*** Data section ***

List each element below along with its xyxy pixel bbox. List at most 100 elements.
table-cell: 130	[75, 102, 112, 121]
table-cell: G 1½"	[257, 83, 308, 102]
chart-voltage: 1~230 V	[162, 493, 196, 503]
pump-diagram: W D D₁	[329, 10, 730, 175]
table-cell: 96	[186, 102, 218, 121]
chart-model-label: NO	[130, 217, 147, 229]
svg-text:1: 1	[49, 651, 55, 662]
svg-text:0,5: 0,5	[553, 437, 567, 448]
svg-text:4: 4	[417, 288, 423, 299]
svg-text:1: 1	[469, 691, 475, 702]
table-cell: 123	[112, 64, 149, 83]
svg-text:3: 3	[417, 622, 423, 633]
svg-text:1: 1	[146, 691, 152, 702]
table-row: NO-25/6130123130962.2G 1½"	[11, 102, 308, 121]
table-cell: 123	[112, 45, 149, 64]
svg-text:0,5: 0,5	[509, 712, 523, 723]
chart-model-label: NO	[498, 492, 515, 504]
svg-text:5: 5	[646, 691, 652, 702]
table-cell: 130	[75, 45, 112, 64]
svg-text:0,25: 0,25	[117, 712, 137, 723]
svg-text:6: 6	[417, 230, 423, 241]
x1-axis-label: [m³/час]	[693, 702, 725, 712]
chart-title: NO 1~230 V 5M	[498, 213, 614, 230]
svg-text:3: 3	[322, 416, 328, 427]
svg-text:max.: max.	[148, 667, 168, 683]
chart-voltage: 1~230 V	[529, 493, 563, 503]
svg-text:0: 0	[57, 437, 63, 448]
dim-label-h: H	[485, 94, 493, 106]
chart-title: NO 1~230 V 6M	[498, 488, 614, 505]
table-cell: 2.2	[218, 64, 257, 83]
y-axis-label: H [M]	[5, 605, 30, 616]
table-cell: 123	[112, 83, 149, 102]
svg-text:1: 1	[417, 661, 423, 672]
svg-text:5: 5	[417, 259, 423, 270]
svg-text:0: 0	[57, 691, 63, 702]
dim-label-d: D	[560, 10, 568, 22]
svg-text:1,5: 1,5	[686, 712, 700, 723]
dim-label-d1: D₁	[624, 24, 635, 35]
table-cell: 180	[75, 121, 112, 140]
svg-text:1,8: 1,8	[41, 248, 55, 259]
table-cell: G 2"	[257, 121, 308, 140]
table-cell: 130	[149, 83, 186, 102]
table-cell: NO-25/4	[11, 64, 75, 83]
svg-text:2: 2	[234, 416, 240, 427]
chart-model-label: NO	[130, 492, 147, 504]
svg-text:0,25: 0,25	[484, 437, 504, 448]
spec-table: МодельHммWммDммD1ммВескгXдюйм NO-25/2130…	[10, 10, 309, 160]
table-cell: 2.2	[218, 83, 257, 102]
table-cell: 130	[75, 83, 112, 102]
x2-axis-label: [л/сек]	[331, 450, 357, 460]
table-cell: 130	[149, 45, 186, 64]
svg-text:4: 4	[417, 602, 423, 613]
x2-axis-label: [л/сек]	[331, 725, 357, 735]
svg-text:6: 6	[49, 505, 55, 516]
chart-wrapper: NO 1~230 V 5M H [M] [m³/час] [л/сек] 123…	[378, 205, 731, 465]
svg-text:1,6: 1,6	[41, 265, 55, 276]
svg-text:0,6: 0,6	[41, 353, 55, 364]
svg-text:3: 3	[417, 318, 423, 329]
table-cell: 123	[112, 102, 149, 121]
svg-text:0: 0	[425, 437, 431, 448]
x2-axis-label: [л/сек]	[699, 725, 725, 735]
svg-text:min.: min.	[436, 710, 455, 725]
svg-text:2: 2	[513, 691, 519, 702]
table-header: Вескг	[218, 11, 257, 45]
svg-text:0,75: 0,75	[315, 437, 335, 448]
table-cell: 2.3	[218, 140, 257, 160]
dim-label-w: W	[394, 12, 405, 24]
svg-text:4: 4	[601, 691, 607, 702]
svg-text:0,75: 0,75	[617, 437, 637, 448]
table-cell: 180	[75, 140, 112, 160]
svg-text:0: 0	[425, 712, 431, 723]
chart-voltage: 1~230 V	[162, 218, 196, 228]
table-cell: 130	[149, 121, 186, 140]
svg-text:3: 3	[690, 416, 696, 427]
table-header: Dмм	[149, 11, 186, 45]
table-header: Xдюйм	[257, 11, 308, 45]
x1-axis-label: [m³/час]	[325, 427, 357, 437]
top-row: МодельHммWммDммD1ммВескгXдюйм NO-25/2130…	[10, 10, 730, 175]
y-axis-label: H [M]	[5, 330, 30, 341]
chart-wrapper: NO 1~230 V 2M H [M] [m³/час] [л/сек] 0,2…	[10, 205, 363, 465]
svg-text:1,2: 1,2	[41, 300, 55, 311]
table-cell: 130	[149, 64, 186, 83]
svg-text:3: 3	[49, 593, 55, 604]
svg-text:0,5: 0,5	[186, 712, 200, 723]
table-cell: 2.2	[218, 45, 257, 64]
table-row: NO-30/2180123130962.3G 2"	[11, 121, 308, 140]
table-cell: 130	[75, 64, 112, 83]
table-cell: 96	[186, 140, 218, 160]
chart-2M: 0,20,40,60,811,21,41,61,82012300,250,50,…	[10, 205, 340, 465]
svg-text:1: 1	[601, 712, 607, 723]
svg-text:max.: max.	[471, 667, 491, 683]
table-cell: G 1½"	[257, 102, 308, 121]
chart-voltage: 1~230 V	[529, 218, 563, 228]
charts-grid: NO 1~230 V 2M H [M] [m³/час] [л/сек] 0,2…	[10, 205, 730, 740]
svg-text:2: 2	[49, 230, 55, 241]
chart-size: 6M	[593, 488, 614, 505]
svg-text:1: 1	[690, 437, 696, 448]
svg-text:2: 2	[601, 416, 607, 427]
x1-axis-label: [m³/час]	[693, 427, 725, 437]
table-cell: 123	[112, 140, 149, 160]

***

Goal of the exercise: Reproduce the listing in full, substituting "voltage-label" for every occurrence of "chart-voltage" and leaving everything else unchanged.

Reply:
List each element below along with its xyxy pixel bbox. List at most 100 elements.
table-cell: 130	[75, 102, 112, 121]
table-cell: G 1½"	[257, 83, 308, 102]
voltage-label: 1~230 V	[162, 493, 196, 503]
pump-diagram: W D D₁	[329, 10, 730, 175]
table-cell: 96	[186, 102, 218, 121]
chart-model-label: NO	[130, 217, 147, 229]
svg-text:1: 1	[49, 651, 55, 662]
svg-text:0,5: 0,5	[553, 437, 567, 448]
svg-text:4: 4	[417, 288, 423, 299]
svg-text:1: 1	[469, 691, 475, 702]
table-cell: 123	[112, 64, 149, 83]
svg-text:3: 3	[417, 622, 423, 633]
svg-text:1: 1	[146, 691, 152, 702]
table-row: NO-25/6130123130962.2G 1½"	[11, 102, 308, 121]
table-cell: 123	[112, 45, 149, 64]
svg-text:0,5: 0,5	[509, 712, 523, 723]
chart-model-label: NO	[498, 492, 515, 504]
svg-text:5: 5	[646, 691, 652, 702]
table-cell: 130	[75, 45, 112, 64]
svg-text:0,25: 0,25	[117, 712, 137, 723]
svg-text:6: 6	[417, 230, 423, 241]
x1-axis-label: [m³/час]	[693, 702, 725, 712]
chart-title: NO 1~230 V 5M	[498, 213, 614, 230]
svg-text:3: 3	[322, 416, 328, 427]
svg-text:max.: max.	[148, 667, 168, 683]
voltage-label: 1~230 V	[529, 493, 563, 503]
svg-text:0: 0	[57, 437, 63, 448]
dim-label-h: H	[485, 94, 493, 106]
chart-title: NO 1~230 V 6M	[498, 488, 614, 505]
table-cell: 2.2	[218, 64, 257, 83]
y-axis-label: H [M]	[5, 605, 30, 616]
table-cell: 123	[112, 83, 149, 102]
svg-text:1: 1	[417, 661, 423, 672]
svg-text:5: 5	[417, 259, 423, 270]
svg-text:0: 0	[57, 691, 63, 702]
dim-label-d: D	[560, 10, 568, 22]
svg-text:1,5: 1,5	[686, 712, 700, 723]
dim-label-d1: D₁	[624, 24, 635, 35]
table-cell: 180	[75, 121, 112, 140]
svg-text:1,8: 1,8	[41, 248, 55, 259]
table-cell: G 2"	[257, 121, 308, 140]
table-cell: 130	[149, 83, 186, 102]
table-cell: NO-25/4	[11, 64, 75, 83]
svg-text:2: 2	[234, 416, 240, 427]
chart-model-label: NO	[130, 492, 147, 504]
svg-text:0,25: 0,25	[484, 437, 504, 448]
spec-table: МодельHммWммDммD1ммВескгXдюйм NO-25/2130…	[10, 10, 309, 160]
table-cell: 2.2	[218, 83, 257, 102]
table-cell: 130	[75, 83, 112, 102]
x2-axis-label: [л/сек]	[331, 450, 357, 460]
table-cell: 130	[149, 45, 186, 64]
svg-text:4: 4	[417, 602, 423, 613]
x2-axis-label: [л/сек]	[331, 725, 357, 735]
svg-text:6: 6	[49, 505, 55, 516]
chart-wrapper: NO 1~230 V 5M H [M] [m³/час] [л/сек] 123…	[378, 205, 731, 465]
svg-text:1,6: 1,6	[41, 265, 55, 276]
svg-text:0,6: 0,6	[41, 353, 55, 364]
svg-text:3: 3	[417, 318, 423, 329]
table-cell: 123	[112, 102, 149, 121]
svg-text:0: 0	[425, 437, 431, 448]
x2-axis-label: [л/сек]	[699, 725, 725, 735]
svg-text:min.: min.	[436, 710, 455, 725]
svg-text:2: 2	[513, 691, 519, 702]
table-header: Вескг	[218, 11, 257, 45]
svg-text:0,75: 0,75	[315, 437, 335, 448]
table-cell: 2.3	[218, 140, 257, 160]
dim-label-w: W	[394, 12, 405, 24]
svg-text:4: 4	[601, 691, 607, 702]
svg-text:0,75: 0,75	[617, 437, 637, 448]
table-cell: 180	[75, 140, 112, 160]
svg-text:0: 0	[425, 712, 431, 723]
voltage-label: 1~230 V	[162, 218, 196, 228]
table-cell: 130	[149, 121, 186, 140]
svg-text:3: 3	[690, 416, 696, 427]
table-header: Dмм	[149, 11, 186, 45]
table-header: Xдюйм	[257, 11, 308, 45]
x1-axis-label: [m³/час]	[325, 427, 357, 437]
top-row: МодельHммWммDммD1ммВескгXдюйм NO-25/2130…	[10, 10, 730, 175]
y-axis-label: H [M]	[5, 330, 30, 341]
chart-wrapper: NO 1~230 V 2M H [M] [m³/час] [л/сек] 0,2…	[10, 205, 363, 465]
svg-text:1,2: 1,2	[41, 300, 55, 311]
table-cell: 130	[149, 64, 186, 83]
svg-text:3: 3	[49, 593, 55, 604]
svg-text:0,5: 0,5	[186, 712, 200, 723]
table-cell: 2.2	[218, 45, 257, 64]
table-row: NO-30/2180123130962.3G 2"	[11, 121, 308, 140]
table-cell: 130	[75, 64, 112, 83]
table-cell: 96	[186, 140, 218, 160]
chart-2M: 0,20,40,60,811,21,41,61,82012300,250,50,…	[10, 205, 340, 465]
svg-text:1: 1	[601, 712, 607, 723]
svg-text:max.: max.	[471, 667, 491, 683]
table-cell: G 1½"	[257, 102, 308, 121]
voltage-label: 1~230 V	[529, 218, 563, 228]
charts-grid: NO 1~230 V 2M H [M] [m³/час] [л/сек] 0,2…	[10, 205, 730, 740]
svg-text:2: 2	[49, 230, 55, 241]
chart-size: 6M	[593, 488, 614, 505]
svg-text:1: 1	[690, 437, 696, 448]
svg-text:2: 2	[601, 416, 607, 427]
x1-axis-label: [m³/час]	[693, 427, 725, 437]
table-cell: 123	[112, 140, 149, 160]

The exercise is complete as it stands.